**Input data:**
== == ==

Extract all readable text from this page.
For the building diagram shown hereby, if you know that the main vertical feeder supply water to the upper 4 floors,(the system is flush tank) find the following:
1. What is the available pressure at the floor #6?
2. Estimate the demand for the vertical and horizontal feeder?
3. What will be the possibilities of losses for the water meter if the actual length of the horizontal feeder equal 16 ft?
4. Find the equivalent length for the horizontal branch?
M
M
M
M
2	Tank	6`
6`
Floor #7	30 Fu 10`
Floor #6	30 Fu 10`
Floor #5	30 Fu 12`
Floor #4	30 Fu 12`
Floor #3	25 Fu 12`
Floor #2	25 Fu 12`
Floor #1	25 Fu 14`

== == ==

Extract the entries above verbatim.

**Correct result:**
Extract all readable text from this page.
For the building diagram shown hereby, if you know that the main vertical feeder supply water to the upper 4 floors,(the system is flush tank) find the following:
1. What is the available pressure at the floor #6?
2. Estimate the demand for the vertical and horizontal feeder?
3. What will be the possibilities of losses for the water meter if the actual length of the horizontal feeder equal 16 ft?
4. Find the equivalent length for the horizontal branch?
M
M
M
M
2	Tank	6`
6`
Floor #7	30 Fu 10`
Floor #6	30 Fu 10`
Floor #5	30 Fu 12`
Floor #4	30 Fu 12`
Floor #3	25 Fu 12`
Floor #2	25 Fu 12`
Floor #1	25 Fu 14`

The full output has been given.